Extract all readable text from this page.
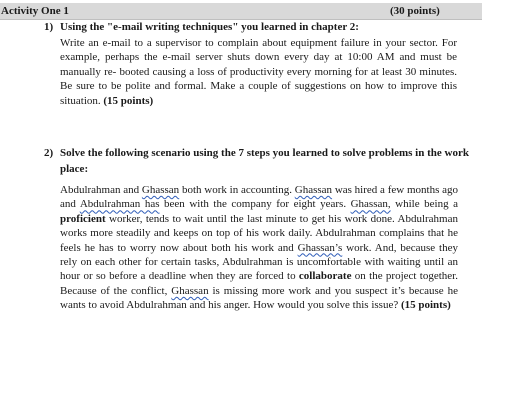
Activity One 1	(30 points)
1) Using the "e-mail writing techniques" you learned in chapter 2:
Write an e-mail to a supervisor to complain about equipment failure in your sector. For example, perhaps the e-mail server shuts down every day at 10:00 AM and must be manually re- booted causing a loss of productivity every morning for at least 30 minutes. Be sure to be polite and formal. Make a couple of suggestions on how to improve this situation. (15 points)
2) Solve the following scenario using the 7 steps you learned to solve problems in the work place:
Abdulrahman and Ghassan both work in accounting. Ghassan was hired a few months ago and Abdulrahman has been with the company for eight years. Ghassan, while being a proficient worker, tends to wait until the last minute to get his work done. Abdulrahman works more steadily and keeps on top of his work daily. Abdulrahman complains that he feels he has to worry now about both his work and Ghassan’s work. And, because they rely on each other for certain tasks, Abdulrahman is uncomfortable with waiting until an hour or so before a deadline when they are forced to collaborate on the project together. Because of the conflict, Ghassan is missing more work and you suspect it’s because he wants to avoid Abdulrahman and his anger. How would you solve this issue? (15 points)
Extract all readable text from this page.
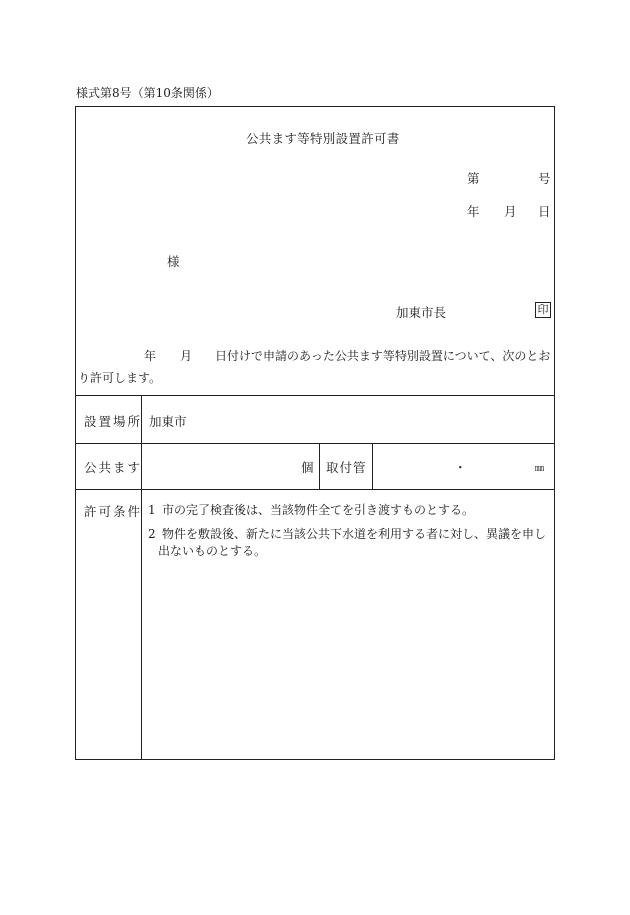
様式第8号（第10条関係）
公共ます等特別設置許可書
第	号
年 月 日
様
加東市長	印
年 月 日付けで申請のあった公共ます等特別設置について、次のとお
り許可します。
設置場所 加東市
公共ます	個 取付管	・	㎜
許可条件 1 市の完了検査後は、当該物件全てを引き渡すものとする。
2 物件を敷設後、新たに当該公共下水道を利用する者に対し、異議を申し出ないものとする。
________________________________________
Given task: Copy out each line exactly, without the pictures.

Response:
Extract all readable text from this page.
Activity One 1	(30 points)
1) Using the "e-mail writing techniques" you learned in chapter 2:
Write an e-mail to a supervisor to complain about equipment failure in your sector. For example, perhaps the e-mail server shuts down every day at 10:00 AM and must be manually re- booted causing a loss of productivity every morning for at least 30 minutes. Be sure to be polite and formal. Make a couple of suggestions on how to improve this situation. (15 points)
2) Solve the following scenario using the 7 steps you learned to solve problems in the work place:
Abdulrahman and Ghassan both work in accounting. Ghassan was hired a few months ago and Abdulrahman has been with the company for eight years. Ghassan, while being a proficient worker, tends to wait until the last minute to get his work done. Abdulrahman works more steadily and keeps on top of his work daily. Abdulrahman complains that he feels he has to worry now about both his work and Ghassan’s work. And, because they rely on each other for certain tasks, Abdulrahman is uncomfortable with waiting until an hour or so before a deadline when they are forced to collaborate on the project together. Because of the conflict, Ghassan is missing more work and you suspect it’s because he wants to avoid Abdulrahman and his anger. How would you solve this issue? (15 points)
Extract all readable text from this page.
様式第8号（第10条関係）
公共ます等特別設置許可書
第	号
年 月 日
様
加東市長	印
年 月 日付けで申請のあった公共ます等特別設置について、次のとお
り許可します。
設置場所 加東市
公共ます	個 取付管	・	㎜
許可条件 1 市の完了検査後は、当該物件全てを引き渡すものとする。
2 物件を敷設後、新たに当該公共下水道を利用する者に対し、異議を申し出ないものとする。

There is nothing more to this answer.